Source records
********
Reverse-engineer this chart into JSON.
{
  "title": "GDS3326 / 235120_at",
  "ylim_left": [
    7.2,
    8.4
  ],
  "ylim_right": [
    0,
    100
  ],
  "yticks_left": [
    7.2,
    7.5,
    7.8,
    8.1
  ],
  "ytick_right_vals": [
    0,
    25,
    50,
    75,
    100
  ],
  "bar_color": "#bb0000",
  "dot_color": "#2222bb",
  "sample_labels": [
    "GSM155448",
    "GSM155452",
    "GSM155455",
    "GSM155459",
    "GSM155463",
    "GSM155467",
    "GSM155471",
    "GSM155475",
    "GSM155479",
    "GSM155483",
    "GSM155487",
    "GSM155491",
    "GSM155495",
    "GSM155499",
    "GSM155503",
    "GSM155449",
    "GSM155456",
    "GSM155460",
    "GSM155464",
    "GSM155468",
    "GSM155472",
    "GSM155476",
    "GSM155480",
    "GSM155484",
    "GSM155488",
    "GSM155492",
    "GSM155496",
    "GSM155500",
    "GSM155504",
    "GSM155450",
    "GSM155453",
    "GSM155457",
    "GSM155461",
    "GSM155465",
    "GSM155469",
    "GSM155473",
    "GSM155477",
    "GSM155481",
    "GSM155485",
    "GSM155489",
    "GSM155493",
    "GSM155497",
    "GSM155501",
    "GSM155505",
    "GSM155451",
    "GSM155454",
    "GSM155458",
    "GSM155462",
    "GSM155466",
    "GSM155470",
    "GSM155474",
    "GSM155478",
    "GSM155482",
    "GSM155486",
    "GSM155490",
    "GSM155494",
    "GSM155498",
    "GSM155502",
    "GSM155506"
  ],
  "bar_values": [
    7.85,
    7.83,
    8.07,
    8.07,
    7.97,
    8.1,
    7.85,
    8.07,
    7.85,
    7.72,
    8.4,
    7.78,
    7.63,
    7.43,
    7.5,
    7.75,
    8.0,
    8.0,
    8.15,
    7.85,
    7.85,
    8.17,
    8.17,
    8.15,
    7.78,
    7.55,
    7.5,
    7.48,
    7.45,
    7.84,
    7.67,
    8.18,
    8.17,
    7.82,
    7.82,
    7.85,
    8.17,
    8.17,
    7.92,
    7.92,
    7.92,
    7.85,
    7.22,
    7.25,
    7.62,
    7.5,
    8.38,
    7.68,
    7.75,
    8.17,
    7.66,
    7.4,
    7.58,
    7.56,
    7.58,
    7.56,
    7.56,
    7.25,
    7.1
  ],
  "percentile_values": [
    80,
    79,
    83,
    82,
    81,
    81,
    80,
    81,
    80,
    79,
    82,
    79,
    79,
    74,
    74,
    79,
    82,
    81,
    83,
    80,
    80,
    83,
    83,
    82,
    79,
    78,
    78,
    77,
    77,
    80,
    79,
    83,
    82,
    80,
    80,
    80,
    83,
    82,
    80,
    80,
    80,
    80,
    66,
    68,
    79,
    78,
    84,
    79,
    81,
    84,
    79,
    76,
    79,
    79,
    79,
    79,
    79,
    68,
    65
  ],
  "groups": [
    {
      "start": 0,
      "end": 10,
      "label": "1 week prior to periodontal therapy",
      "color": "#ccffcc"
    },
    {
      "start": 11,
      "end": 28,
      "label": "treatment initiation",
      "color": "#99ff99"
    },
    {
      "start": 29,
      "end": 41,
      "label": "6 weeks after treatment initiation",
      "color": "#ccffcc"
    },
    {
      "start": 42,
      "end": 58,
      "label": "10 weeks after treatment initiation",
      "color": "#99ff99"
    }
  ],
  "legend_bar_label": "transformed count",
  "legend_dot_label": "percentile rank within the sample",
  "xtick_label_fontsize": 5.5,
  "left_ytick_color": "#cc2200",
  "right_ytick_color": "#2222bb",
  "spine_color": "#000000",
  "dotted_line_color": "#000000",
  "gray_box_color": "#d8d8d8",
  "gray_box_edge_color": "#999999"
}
********
WORK INSTRUCTIONS -
From the data above, show each line that contains "treatment".

SOLVED EXERCISE -
      "label": "treatment initiation",
      "label": "6 weeks after treatment initiation",
      "label": "10 weeks after treatment initiation",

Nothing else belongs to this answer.